=== Records provided ===
— Begin —

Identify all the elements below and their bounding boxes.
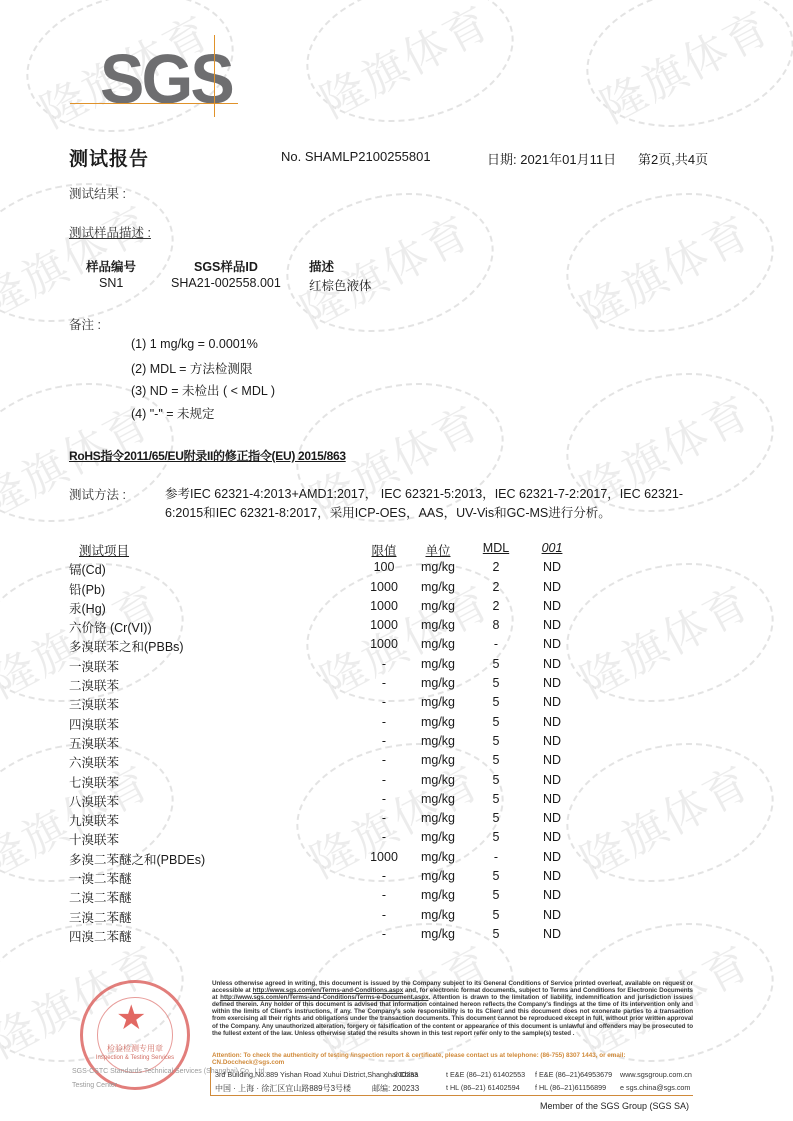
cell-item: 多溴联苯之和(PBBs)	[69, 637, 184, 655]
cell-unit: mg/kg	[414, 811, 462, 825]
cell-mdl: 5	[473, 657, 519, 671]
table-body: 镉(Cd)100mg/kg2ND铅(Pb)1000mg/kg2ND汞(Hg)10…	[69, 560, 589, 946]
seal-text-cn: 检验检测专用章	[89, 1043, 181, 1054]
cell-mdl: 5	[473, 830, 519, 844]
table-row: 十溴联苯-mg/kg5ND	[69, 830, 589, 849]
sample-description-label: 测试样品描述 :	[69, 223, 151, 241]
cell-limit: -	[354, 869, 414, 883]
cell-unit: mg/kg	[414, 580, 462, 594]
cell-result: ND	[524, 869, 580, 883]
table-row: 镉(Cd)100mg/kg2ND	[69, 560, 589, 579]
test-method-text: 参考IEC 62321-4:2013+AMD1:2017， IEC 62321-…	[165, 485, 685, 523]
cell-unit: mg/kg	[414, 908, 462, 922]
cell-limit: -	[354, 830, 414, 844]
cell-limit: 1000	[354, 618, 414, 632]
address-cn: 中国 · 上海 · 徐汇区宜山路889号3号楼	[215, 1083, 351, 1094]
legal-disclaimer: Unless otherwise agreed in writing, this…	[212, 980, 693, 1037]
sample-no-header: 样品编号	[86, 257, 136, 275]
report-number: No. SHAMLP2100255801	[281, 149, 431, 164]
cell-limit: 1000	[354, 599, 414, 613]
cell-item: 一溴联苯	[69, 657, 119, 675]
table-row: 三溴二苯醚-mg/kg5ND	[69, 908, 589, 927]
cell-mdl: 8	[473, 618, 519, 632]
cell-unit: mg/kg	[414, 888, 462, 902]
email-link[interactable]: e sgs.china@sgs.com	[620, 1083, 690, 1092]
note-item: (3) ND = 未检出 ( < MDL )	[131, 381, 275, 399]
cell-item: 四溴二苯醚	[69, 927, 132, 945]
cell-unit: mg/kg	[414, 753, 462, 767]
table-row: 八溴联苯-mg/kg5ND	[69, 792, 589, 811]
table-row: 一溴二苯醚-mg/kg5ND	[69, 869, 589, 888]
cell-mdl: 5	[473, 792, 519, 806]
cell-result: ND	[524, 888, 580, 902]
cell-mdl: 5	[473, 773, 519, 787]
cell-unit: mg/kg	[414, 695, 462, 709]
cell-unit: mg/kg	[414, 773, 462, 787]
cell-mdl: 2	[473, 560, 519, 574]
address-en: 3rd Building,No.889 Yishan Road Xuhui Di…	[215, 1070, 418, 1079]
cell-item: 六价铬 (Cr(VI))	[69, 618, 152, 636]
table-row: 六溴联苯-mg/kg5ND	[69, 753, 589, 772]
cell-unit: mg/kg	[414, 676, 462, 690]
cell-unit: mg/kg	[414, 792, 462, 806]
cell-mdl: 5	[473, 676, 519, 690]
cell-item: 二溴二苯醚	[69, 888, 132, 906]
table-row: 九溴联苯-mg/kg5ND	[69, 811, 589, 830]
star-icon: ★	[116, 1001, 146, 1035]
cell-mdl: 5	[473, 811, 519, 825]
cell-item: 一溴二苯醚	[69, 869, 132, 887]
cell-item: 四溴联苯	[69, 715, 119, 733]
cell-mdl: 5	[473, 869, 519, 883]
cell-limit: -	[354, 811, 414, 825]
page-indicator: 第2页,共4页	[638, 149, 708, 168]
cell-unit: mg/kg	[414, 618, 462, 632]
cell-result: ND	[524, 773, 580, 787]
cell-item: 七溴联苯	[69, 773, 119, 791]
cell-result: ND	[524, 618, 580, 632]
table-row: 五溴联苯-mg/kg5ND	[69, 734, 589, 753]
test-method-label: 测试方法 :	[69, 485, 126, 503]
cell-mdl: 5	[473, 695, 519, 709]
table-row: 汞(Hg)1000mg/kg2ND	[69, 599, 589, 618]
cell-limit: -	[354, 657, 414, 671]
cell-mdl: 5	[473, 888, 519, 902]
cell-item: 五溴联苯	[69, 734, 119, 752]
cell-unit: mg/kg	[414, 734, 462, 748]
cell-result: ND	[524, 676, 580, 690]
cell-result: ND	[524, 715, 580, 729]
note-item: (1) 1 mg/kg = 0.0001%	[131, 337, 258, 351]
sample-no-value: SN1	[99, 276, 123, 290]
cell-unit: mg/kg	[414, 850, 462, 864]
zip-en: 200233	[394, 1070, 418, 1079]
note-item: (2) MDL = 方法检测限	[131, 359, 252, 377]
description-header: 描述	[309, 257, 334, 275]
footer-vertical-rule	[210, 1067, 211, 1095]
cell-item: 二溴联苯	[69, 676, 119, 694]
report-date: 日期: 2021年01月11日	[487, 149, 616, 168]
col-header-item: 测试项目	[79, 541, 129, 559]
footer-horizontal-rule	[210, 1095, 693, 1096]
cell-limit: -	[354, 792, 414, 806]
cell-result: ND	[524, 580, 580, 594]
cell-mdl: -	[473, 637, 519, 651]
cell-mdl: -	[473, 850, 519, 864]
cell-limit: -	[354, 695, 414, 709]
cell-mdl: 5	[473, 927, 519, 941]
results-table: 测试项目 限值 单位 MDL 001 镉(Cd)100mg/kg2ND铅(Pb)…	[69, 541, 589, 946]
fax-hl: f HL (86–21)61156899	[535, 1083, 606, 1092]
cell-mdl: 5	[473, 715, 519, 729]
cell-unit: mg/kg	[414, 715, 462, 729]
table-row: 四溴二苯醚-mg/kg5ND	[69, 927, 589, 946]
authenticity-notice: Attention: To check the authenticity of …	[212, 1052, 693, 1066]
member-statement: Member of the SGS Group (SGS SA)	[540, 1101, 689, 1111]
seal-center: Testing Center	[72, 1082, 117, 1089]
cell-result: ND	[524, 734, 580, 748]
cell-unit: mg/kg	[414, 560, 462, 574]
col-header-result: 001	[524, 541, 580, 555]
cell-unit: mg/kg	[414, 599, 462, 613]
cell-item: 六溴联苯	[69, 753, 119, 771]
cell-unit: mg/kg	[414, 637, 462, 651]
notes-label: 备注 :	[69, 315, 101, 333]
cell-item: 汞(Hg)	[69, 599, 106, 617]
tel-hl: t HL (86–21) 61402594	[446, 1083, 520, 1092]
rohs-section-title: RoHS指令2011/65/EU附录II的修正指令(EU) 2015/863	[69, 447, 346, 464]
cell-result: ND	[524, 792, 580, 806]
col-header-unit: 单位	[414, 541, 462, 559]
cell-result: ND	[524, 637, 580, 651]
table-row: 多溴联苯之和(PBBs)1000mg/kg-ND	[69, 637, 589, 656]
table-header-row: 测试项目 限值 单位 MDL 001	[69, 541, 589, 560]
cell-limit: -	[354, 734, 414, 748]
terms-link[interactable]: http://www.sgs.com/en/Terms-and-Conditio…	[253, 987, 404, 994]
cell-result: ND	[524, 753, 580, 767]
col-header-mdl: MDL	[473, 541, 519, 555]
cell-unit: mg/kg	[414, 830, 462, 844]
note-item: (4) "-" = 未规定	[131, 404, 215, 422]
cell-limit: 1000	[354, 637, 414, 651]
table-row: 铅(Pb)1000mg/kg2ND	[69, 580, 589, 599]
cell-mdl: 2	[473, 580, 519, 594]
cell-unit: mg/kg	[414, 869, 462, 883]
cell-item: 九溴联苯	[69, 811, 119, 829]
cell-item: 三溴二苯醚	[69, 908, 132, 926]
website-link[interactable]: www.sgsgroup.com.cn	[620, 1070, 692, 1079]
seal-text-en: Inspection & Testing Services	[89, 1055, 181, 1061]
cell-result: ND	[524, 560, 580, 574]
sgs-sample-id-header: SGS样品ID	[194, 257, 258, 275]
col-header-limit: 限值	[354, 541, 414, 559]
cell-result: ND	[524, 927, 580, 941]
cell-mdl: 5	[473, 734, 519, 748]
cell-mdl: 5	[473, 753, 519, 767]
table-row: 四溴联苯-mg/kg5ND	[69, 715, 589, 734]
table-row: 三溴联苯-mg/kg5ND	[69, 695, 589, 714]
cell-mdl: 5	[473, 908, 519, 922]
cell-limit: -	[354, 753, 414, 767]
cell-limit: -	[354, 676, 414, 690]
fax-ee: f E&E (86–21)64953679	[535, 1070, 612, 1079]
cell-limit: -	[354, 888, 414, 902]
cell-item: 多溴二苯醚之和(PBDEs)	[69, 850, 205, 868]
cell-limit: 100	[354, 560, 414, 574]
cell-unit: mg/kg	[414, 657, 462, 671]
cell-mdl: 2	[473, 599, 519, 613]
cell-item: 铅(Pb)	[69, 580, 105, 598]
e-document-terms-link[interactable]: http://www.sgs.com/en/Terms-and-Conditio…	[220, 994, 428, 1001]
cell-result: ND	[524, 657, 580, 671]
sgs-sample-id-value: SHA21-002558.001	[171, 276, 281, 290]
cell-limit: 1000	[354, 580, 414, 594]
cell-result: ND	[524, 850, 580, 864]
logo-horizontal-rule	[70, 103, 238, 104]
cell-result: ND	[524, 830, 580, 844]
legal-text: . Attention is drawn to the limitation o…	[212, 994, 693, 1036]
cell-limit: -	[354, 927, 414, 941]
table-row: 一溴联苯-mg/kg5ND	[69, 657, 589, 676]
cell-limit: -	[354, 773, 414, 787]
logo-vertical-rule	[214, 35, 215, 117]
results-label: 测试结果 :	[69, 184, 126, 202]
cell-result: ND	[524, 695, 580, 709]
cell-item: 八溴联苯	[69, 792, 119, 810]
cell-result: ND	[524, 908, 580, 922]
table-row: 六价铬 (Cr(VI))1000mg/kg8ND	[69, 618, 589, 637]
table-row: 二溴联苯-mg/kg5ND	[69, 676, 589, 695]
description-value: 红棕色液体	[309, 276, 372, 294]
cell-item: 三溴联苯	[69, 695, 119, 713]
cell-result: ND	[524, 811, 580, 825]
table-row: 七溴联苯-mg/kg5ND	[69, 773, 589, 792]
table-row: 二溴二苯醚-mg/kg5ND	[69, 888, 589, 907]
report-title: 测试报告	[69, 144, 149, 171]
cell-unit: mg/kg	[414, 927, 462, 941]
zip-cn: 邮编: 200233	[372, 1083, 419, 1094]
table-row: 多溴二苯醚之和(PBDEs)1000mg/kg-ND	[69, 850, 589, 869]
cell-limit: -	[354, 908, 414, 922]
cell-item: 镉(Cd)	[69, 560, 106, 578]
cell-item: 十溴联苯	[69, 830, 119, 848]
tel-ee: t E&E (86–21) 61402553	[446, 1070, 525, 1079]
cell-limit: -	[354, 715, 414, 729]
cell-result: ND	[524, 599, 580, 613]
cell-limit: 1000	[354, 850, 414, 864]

— End —
— Begin —

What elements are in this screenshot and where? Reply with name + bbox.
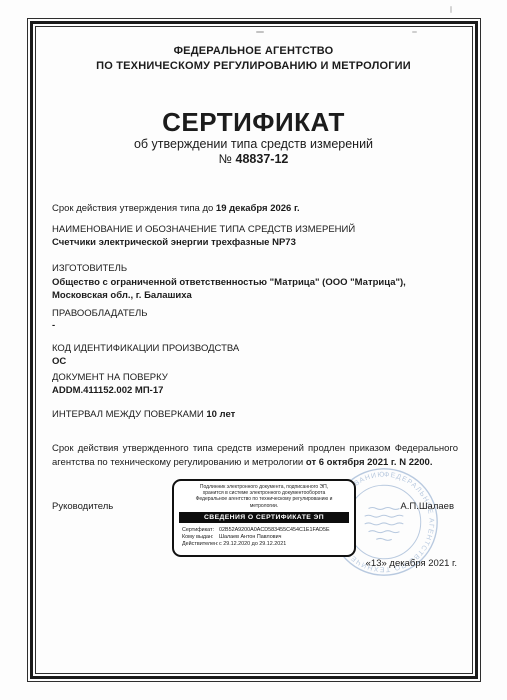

— End —

=== What the exercise asks ===
Copy the rows between the lines holding "Identify all the" and "869, 580, 883]", inclusive, leaving the picture out of your answer.

=== Response to the task ===
Identify all the elements below and their bounding boxes.
cell-item: 多溴联苯之和(PBBs)	[69, 637, 184, 655]
cell-unit: mg/kg	[414, 811, 462, 825]
cell-mdl: 5	[473, 657, 519, 671]
table-body: 镉(Cd)100mg/kg2ND铅(Pb)1000mg/kg2ND汞(Hg)10…	[69, 560, 589, 946]
seal-text-cn: 检验检测专用章	[89, 1043, 181, 1054]
cell-mdl: 5	[473, 830, 519, 844]
table-row: 十溴联苯-mg/kg5ND	[69, 830, 589, 849]
sample-description-label: 测试样品描述 :	[69, 223, 151, 241]
cell-limit: -	[354, 869, 414, 883]
cell-unit: mg/kg	[414, 580, 462, 594]
cell-result: ND	[524, 869, 580, 883]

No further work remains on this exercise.